Data shown:
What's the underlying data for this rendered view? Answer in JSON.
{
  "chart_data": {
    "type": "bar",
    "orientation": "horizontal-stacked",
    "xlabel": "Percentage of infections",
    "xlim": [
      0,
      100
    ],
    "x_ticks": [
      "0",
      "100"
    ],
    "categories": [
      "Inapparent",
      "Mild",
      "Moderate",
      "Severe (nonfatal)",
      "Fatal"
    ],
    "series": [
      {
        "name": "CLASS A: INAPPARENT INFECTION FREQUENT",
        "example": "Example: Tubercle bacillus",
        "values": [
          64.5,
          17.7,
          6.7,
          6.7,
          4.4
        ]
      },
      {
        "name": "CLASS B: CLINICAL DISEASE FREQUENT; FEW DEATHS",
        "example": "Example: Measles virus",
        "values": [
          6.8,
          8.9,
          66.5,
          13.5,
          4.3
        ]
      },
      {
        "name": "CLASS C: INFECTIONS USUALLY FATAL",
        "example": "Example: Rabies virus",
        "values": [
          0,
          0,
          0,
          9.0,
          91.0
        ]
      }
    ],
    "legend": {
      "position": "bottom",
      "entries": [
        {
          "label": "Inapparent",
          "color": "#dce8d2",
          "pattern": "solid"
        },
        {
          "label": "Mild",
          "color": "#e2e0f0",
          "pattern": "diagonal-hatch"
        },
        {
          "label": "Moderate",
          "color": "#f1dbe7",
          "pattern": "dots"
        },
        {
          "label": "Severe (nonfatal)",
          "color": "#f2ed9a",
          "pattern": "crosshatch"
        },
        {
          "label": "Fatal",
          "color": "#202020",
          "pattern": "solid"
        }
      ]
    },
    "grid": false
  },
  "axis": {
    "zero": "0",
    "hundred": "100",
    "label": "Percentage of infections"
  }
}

Exercise: Would you please give all of the records again exactly as they stand?

Problem solution:
What's the underlying data for this rendered view? Answer in JSON.
{
  "chart_data": {
    "type": "bar",
    "orientation": "horizontal-stacked",
    "xlabel": "Percentage of infections",
    "xlim": [
      0,
      100
    ],
    "x_ticks": [
      "0",
      "100"
    ],
    "categories": [
      "Inapparent",
      "Mild",
      "Moderate",
      "Severe (nonfatal)",
      "Fatal"
    ],
    "series": [
      {
        "name": "CLASS A: INAPPARENT INFECTION FREQUENT",
        "example": "Example: Tubercle bacillus",
        "values": [
          64.5,
          17.7,
          6.7,
          6.7,
          4.4
        ]
      },
      {
        "name": "CLASS B: CLINICAL DISEASE FREQUENT; FEW DEATHS",
        "example": "Example: Measles virus",
        "values": [
          6.8,
          8.9,
          66.5,
          13.5,
          4.3
        ]
      },
      {
        "name": "CLASS C: INFECTIONS USUALLY FATAL",
        "example": "Example: Rabies virus",
        "values": [
          0,
          0,
          0,
          9.0,
          91.0
        ]
      }
    ],
    "legend": {
      "position": "bottom",
      "entries": [
        {
          "label": "Inapparent",
          "color": "#dce8d2",
          "pattern": "solid"
        },
        {
          "label": "Mild",
          "color": "#e2e0f0",
          "pattern": "diagonal-hatch"
        },
        {
          "label": "Moderate",
          "color": "#f1dbe7",
          "pattern": "dots"
        },
        {
          "label": "Severe (nonfatal)",
          "color": "#f2ed9a",
          "pattern": "crosshatch"
        },
        {
          "label": "Fatal",
          "color": "#202020",
          "pattern": "solid"
        }
      ]
    },
    "grid": false
  },
  "axis": {
    "zero": "0",
    "hundred": "100",
    "label": "Percentage of infections"
  }
}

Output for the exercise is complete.